[Data entries]
╭──

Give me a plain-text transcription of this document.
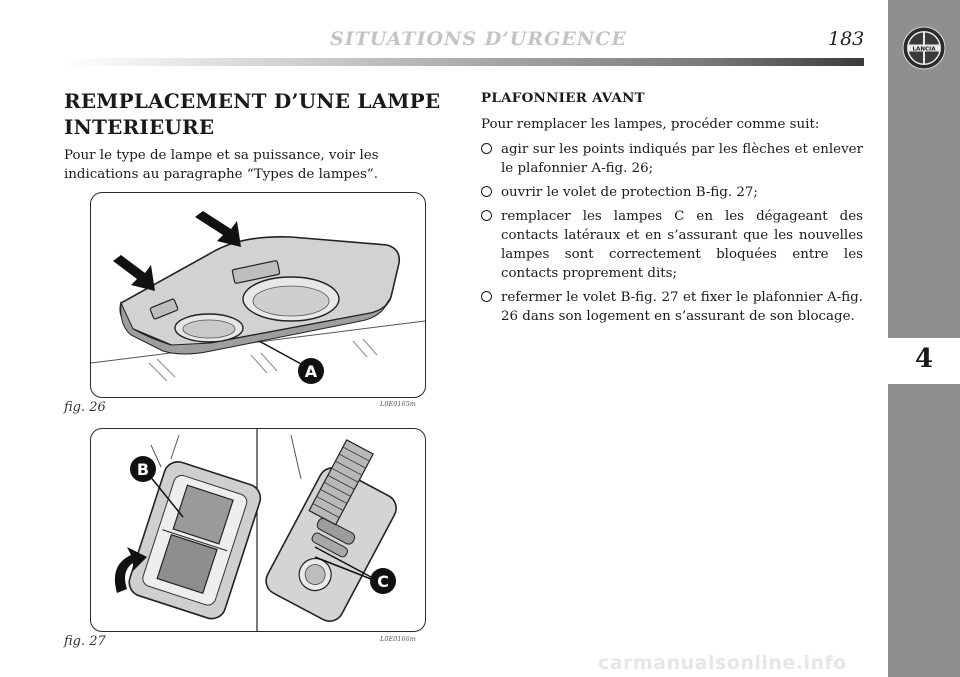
SITUATIONS D’URGENCE	183	LANCIA
4
REMPLACEMENT D’UNE LAMPE INTERIEURE

Pour le type de lampe et sa puissance, voir les indications au paragraphe “Types de lampes”.

A
fig. 26	L0E0165m
B
C
fig. 27	L0E0166m
PLAFONNIER AVANT

Pour remplacer les lampes, procéder comme suit:

agir sur les points indiqués par les flèches et enlever le plafonnier A-fig. 26;
ouvrir le volet de protection B-fig. 27;
remplacer les lampes C en les dégageant des contacts latéraux et en s’assurant que les nouvelles lampes sont correctement bloquées entre les contacts proprement dits;
refermer le volet B-fig. 27 et fixer le plafonnier A-fig. 26 dans son logement en s’assurant de son blocage.
carmanualsonline.info
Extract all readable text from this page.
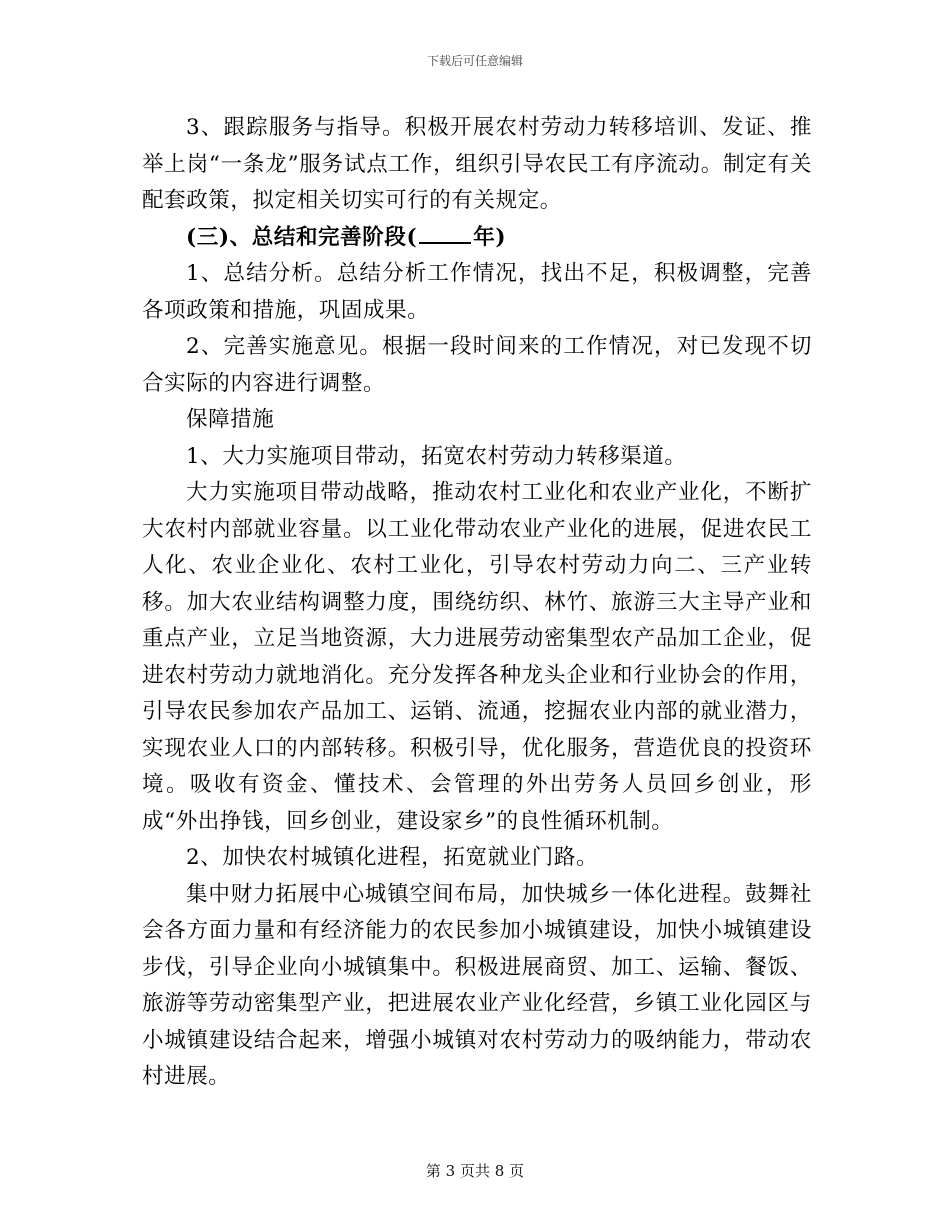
下载后可任意编辑

3、跟踪服务与指导。积极开展农村劳动力转移培训、发证、推举上岗“一条龙”服务试点工作，组织引导农民工有序流动。制定有关配套政策，拟定相关切实可行的有关规定。

(三)、总结和完善阶段(	年)

1、总结分析。总结分析工作情况，找出不足，积极调整，完善各项政策和措施，巩固成果。

2、完善实施意见。根据一段时间来的工作情况，对已发现不切合实际的内容进行调整。

保障措施

1、大力实施项目带动，拓宽农村劳动力转移渠道。

大力实施项目带动战略，推动农村工业化和农业产业化，不断扩大农村内部就业容量。以工业化带动农业产业化的进展，促进农民工人化、农业企业化、农村工业化，引导农村劳动力向二、三产业转移。加大农业结构调整力度，围绕纺织、林竹、旅游三大主导产业和重点产业，立足当地资源，大力进展劳动密集型农产品加工企业，促进农村劳动力就地消化。充分发挥各种龙头企业和行业协会的作用，引导农民参加农产品加工、运销、流通，挖掘农业内部的就业潜力，实现农业人口的内部转移。积极引导，优化服务，营造优良的投资环境。吸收有资金、懂技术、会管理的外出劳务人员回乡创业，形成“外出挣钱，回乡创业，建设家乡”的良性循环机制。

2、加快农村城镇化进程，拓宽就业门路。

集中财力拓展中心城镇空间布局，加快城乡一体化进程。鼓舞社会各方面力量和有经济能力的农民参加小城镇建设，加快小城镇建设步伐，引导企业向小城镇集中。积极进展商贸、加工、运输、餐饭、旅游等劳动密集型产业，把进展农业产业化经营，乡镇工业化园区与小城镇建设结合起来，增强小城镇对农村劳动力的吸纳能力，带动农村进展。

第 3 页共 8 页
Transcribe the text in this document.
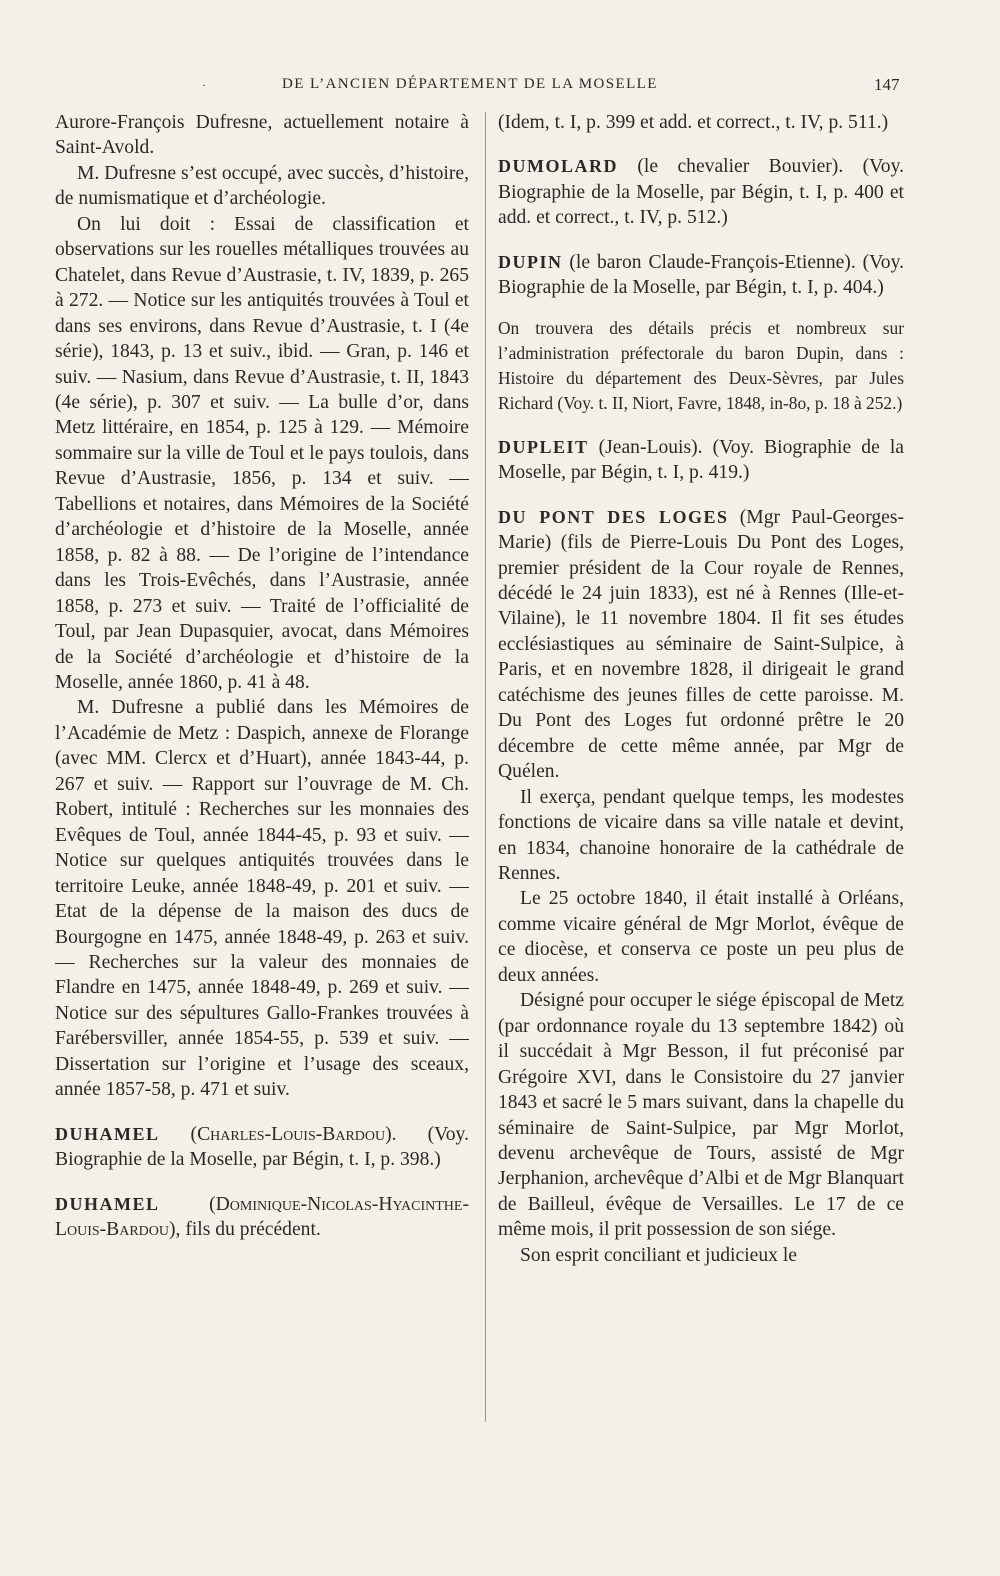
·	DE L’ANCIEN DÉPARTEMENT DE LA MOSELLE	147

Aurore-François Dufresne, actuellement notaire à Saint-Avold.

M. Dufresne s’est occupé, avec succès, d’histoire, de numismatique et d’archéologie.

On lui doit : Essai de classification et observations sur les rouelles métalliques trouvées au Chatelet, dans Revue d’Austrasie, t. IV, 1839, p. 265 à 272. — Notice sur les antiquités trouvées à Toul et dans ses environs, dans Revue d’Austrasie, t. I (4e série), 1843, p. 13 et suiv., ibid. — Gran, p. 146 et suiv. — Nasium, dans Revue d’Austrasie, t. II, 1843 (4e série), p. 307 et suiv. — La bulle d’or, dans Metz littéraire, en 1854, p. 125 à 129. — Mémoire sommaire sur la ville de Toul et le pays toulois, dans Revue d’Austrasie, 1856, p. 134 et suiv. — Tabellions et notaires, dans Mémoires de la Société d’archéologie et d’histoire de la Moselle, année 1858, p. 82 à 88. — De l’origine de l’intendance dans les Trois-Evêchés, dans l’Austrasie, année 1858, p. 273 et suiv. — Traité de l’officialité de Toul, par Jean Dupasquier, avocat, dans Mémoires de la Société d’archéologie et d’histoire de la Moselle, année 1860, p. 41 à 48.

M. Dufresne a publié dans les Mémoires de l’Académie de Metz : Daspich, annexe de Florange (avec MM. Clercx et d’Huart), année 1843-44, p. 267 et suiv. — Rapport sur l’ouvrage de M. Ch. Robert, intitulé : Recherches sur les monnaies des Evêques de Toul, année 1844-45, p. 93 et suiv. — Notice sur quelques antiquités trouvées dans le territoire Leuke, année 1848-49, p. 201 et suiv. — Etat de la dépense de la maison des ducs de Bourgogne en 1475, année 1848-49, p. 263 et suiv. — Recherches sur la valeur des monnaies de Flandre en 1475, année 1848-49, p. 269 et suiv. — Notice sur des sépultures Gallo-Frankes trouvées à Farébersviller, année 1854-55, p. 539 et suiv. — Dissertation sur l’origine et l’usage des sceaux, année 1857-58, p. 471 et suiv.

DUHAMEL (Charles-Louis-Bardou). (Voy. Biographie de la Moselle, par Bégin, t. I, p. 398.)

DUHAMEL	(Dominique-Nicolas-Hyacinthe-Louis-Bardou), fils du précédent.

(Idem, t. I, p. 399 et add. et correct., t. IV, p. 511.)

DUMOLARD (le chevalier Bouvier). (Voy. Biographie de la Moselle, par Bégin, t. I, p. 400 et add. et correct., t. IV, p. 512.)

DUPIN (le baron Claude-François-Etienne). (Voy. Biographie de la Moselle, par Bégin, t. I, p. 404.)

On trouvera des détails précis et nombreux sur l’administration préfectorale du baron Dupin, dans : Histoire du département des Deux-Sèvres, par Jules Richard (Voy. t. II, Niort, Favre, 1848, in-8o, p. 18 à 252.)

DUPLEIT (Jean-Louis). (Voy. Biographie de la Moselle, par Bégin, t. I, p. 419.)

DU PONT DES LOGES (Mgr Paul-Georges-Marie) (fils de Pierre-Louis Du Pont des Loges, premier président de la Cour royale de Rennes, décédé le 24 juin 1833), est né à Rennes (Ille-et-Vilaine), le 11 novembre 1804. Il fit ses études ecclésiastiques au séminaire de Saint-Sulpice, à Paris, et en novembre 1828, il dirigeait le grand catéchisme des jeunes filles de cette paroisse. M. Du Pont des Loges fut ordonné prêtre le 20 décembre de cette même année, par Mgr de Quélen.

Il exerça, pendant quelque temps, les modestes fonctions de vicaire dans sa ville natale et devint, en 1834, chanoine honoraire de la cathédrale de Rennes.

Le 25 octobre 1840, il était installé à Orléans, comme vicaire général de Mgr Morlot, évêque de ce diocèse, et conserva ce poste un peu plus de deux années.

Désigné pour occuper le siége épiscopal de Metz (par ordonnance royale du 13 septembre 1842) où il succédait à Mgr Besson, il fut préconisé par Grégoire XVI, dans le Consistoire du 27 janvier 1843 et sacré le 5 mars suivant, dans la chapelle du séminaire de Saint-Sulpice, par Mgr Morlot, devenu archevêque de Tours, assisté de Mgr Jerphanion, archevêque d’Albi et de Mgr Blanquart de Bailleul, évêque de Versailles. Le 17 de ce même mois, il prit possession de son siége.

Son esprit conciliant et judicieux le
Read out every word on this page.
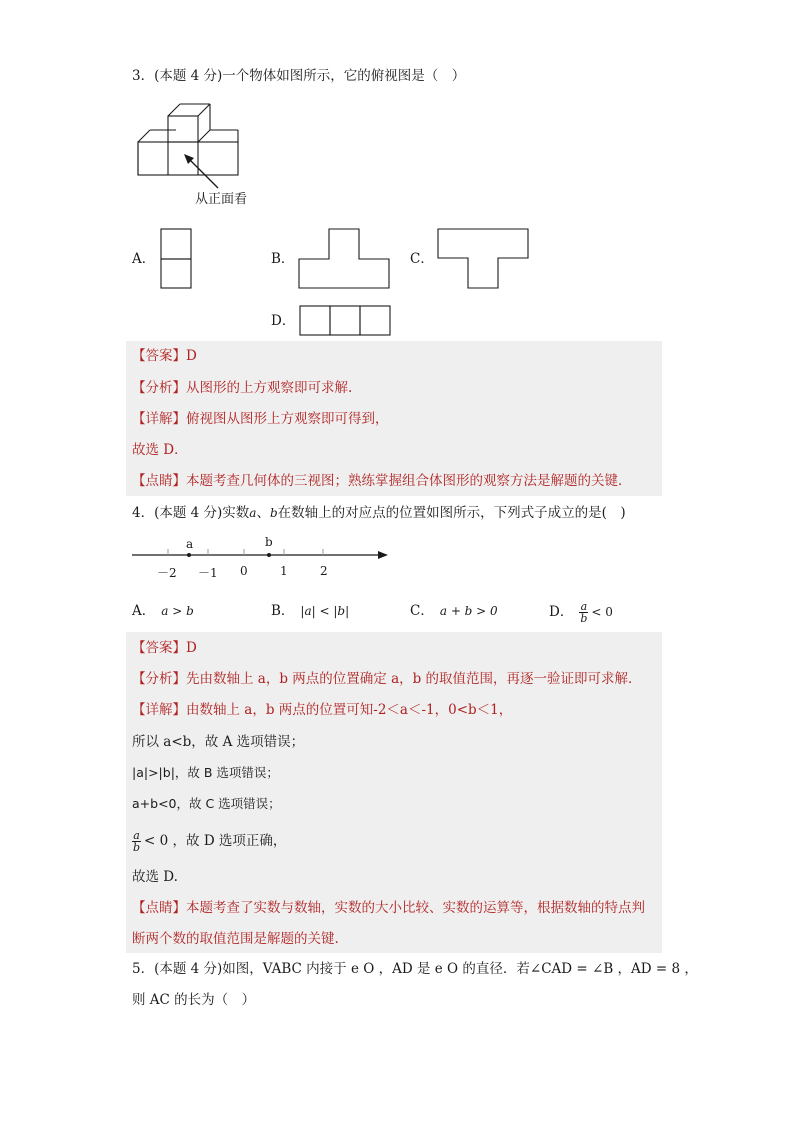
3．(本题 4 分)一个物体如图所示，它的俯视图是（　）
从正面看
A．	B．	C．
D．
【答案】D
【分析】从图形的上方观察即可求解.
【详解】俯视图从图形上方观察即可得到，
故选 D．
【点睛】本题考查几何体的三视图；熟练掌握组合体图形的观察方法是解题的关键．
4．(本题 4 分)实数a、b在数轴上的对应点的位置如图所示，下列式子成立的是(　)
a	b
－2 －1 0	1	2
A． a > b	B． |a| < |b|	C． a + b > 0	D． $\frac{a}{b} < 0$
【答案】D
【分析】先由数轴上 a，b 两点的位置确定 a，b 的取值范围，再逐一验证即可求解．
【详解】由数轴上 a，b 两点的位置可知-2＜a＜-1，0<b＜1，
所以 a<b，故 A 选项错误；
|a|>|b|，故 B 选项错误；
a+b<0，故 C 选项错误；
$\frac{a}{b} < 0$ ，故 D 选项正确，
故选 D.
【点睛】本题考查了实数与数轴，实数的大小比较、实数的运算等，根据数轴的特点判
断两个数的取值范围是解题的关键.
5．(本题 4 分)如图，VABC 内接于 e O ，AD 是 e O 的直径．若∠CAD = ∠B ，AD = 8 ，
则 AC 的长为（　）
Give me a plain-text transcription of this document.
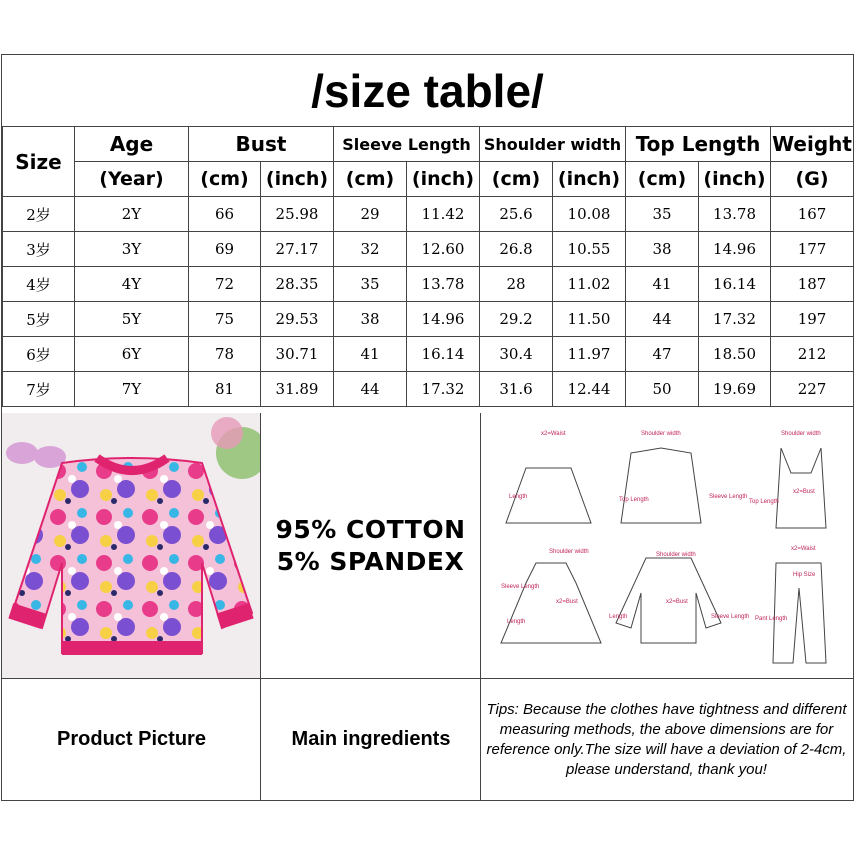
/size table/
Size	Age	Bust		Sleeve Length		Shoulder width		Top Length		Weight
	(Year)	(cm)	(inch)	(cm)	(inch)	(cm)	(inch)	(cm)	(inch)	(G)
2岁	2Y	66	25.98	29	11.42	25.6	10.08	35	13.78	167
3岁	3Y	69	27.17	32	12.60	26.8	10.55	38	14.96	177
4岁	4Y	72	28.35	35	13.78	28	11.02	41	16.14	187
5岁	5Y	75	29.53	38	14.96	29.2	11.50	44	17.32	197
6岁	6Y	78	30.71	41	16.14	30.4	11.97	47	18.50	212
7岁	7Y	81	31.89	44	17.32	31.6	12.44	50	19.69	227
95% COTTON
5% SPANDEX
x2=Waist	Shoulder width	Shoulder width
Length	Top Length	Sleeve Length
Top Length
x2=Bust
Shoulder width	Shoulder width
x2=Waist
Sleeve Length
x2=Bust	x2=Bust
Hip Size
Length
Length	Sleeve Length Pant Length
Product Picture	Main ingredients
Tips: Because the clothes have tightness and different measuring methods, the above dimensions are for reference only.The size will have a deviation of 2-4cm, please understand, thank you!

╰──

→ EXERCISE REQUIREMENTS:
Show each line of the listing that holds the string "comme".

→ TASK RESULT:
Pour remplacer les lampes, procéder comme suit:
Le 25 octobre 1840, il était installé à Orléans, comme vicaire général de Mgr Morlot, évêque de ce diocèse, et conserva ce poste un peu plus de deux années.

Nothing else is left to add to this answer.